== FRAGMENTO CITADO ==
------------------------
Mejor hablo por mí: estos años, políticamente, parecen de restauración, de regreso al pasado. Tienen prestigio los fanatismos religiosos y la guerra. Aquí (un sitio de la tierra que para el mundo no cuenta) y en lo que sí cuenta (es decir, en el único Imperio superviviente) lo que triunfa es la guerra, la tecnología aplicada al exterminio del enemigo, el patriotismo y la gazmoñería. Triunfan los guerreristas, que son al mismo tiempo, qué casualidad, los mojigatos religiosos, los que se oponen al control de la natalidad, pero apoyan la pena de muerte y se preguntan si una opción legítima para proteger la civilización no será la tortura.

En Colombia hay dos figuras emblemáticas de lo ocurrido este año. Dos activistas de la no-violencia: el gobernador Guillermo Gaviria y el ex ministro Gilberto Echeverri, quienes fueron asesinados a quemarropa por la guerrilla, durante un torpe intento de rescate por parte del Ejército. Sus cuerpos indefensos, armados de palabras, quedaron aplastados entre dos fanatismos. Es lo mismo que sucede en el mundo, digamos en Irak y en Afganistán: guerreristas seguros de ser los dueños de la verdad, bien armados, se enfrentan a fundamentalistas mal armados, más seguros aún de su verdad, y dispuestos a matar y a morir sin ninguna consideración humanitaria. Caen niños en el medio.
------------------------
== MATERIAL DE PARTIDA ==
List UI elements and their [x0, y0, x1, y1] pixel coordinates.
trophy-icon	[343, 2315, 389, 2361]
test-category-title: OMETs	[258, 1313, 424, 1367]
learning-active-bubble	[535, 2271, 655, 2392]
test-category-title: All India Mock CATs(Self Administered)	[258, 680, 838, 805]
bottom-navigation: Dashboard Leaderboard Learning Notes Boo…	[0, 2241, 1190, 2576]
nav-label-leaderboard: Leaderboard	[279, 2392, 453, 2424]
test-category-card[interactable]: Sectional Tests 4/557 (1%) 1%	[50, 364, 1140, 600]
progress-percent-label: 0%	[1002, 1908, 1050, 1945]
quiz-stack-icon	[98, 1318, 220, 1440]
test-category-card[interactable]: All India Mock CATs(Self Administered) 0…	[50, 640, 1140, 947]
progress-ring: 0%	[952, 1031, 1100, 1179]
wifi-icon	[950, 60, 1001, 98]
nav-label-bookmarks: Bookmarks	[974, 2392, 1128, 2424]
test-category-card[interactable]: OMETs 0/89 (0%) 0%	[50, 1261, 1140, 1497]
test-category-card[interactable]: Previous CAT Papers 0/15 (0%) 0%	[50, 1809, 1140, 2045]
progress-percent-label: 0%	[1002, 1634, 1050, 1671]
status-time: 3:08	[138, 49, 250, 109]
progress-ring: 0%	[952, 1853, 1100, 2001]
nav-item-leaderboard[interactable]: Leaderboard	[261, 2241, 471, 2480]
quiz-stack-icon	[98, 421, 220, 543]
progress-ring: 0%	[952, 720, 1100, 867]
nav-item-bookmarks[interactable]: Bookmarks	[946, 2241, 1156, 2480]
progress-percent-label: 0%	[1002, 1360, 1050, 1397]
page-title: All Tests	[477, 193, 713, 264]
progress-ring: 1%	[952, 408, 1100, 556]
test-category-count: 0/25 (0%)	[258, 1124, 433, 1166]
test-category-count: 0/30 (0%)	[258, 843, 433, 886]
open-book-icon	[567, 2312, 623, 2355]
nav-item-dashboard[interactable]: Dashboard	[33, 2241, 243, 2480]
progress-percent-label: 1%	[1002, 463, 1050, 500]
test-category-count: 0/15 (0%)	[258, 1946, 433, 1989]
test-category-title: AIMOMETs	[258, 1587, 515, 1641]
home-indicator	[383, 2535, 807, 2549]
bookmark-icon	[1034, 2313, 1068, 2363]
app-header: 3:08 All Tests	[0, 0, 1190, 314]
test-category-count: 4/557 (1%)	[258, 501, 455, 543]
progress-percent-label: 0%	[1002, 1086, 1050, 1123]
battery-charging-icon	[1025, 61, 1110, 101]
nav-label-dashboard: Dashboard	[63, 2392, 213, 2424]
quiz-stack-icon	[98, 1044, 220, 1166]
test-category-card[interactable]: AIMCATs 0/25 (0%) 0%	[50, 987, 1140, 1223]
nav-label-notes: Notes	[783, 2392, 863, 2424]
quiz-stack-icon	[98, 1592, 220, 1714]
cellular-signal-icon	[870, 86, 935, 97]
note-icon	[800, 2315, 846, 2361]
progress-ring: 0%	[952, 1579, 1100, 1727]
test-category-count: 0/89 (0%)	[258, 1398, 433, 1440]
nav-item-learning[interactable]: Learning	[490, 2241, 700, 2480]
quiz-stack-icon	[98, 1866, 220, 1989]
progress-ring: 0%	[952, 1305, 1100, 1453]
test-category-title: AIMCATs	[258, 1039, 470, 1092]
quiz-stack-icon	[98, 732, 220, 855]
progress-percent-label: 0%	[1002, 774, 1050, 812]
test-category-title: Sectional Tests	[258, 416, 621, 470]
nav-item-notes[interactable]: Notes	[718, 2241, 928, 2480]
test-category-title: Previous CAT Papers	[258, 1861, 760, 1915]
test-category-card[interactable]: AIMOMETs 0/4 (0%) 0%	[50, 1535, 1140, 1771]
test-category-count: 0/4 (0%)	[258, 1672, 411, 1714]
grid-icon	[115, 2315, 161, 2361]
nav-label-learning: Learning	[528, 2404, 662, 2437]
------------------------
== TAREAS ==
[1] Enumere lo que, según el fragmento, aparece después de las palabras "lo que triunfa es".
[2] Transcriba del fragmento todo lo que va desde "Mejor hablo por" hasta "será la tortura.".
Responda basándose únicamente en el fragmento.

== RESPUESTAS DEL EJERCICIO ==
[1]
- la guerra
- la tecnología aplicada al exterminio del enemigo
- el patriotismo
- la gazmoñería

[2]
Mejor hablo por mí: estos años, políticamente, parecen de restauración, de regreso al pasado. Tienen prestigio los fanatismos religiosos y la guerra. Aquí (un sitio de la tierra que para el mundo no cuenta) y en lo que sí cuenta (es decir, en el único Imperio superviviente) lo que triunfa es la guerra, la tecnología aplicada al exterminio del enemigo, el patriotismo y la gazmoñería. Triunfan los guerreristas, que son al mismo tiempo, qué casualidad, los mojigatos religiosos, los que se oponen al control de la natalidad, pero apoyan la pena de muerte y se preguntan si una opción legítima para proteger la civilización no será la tortura.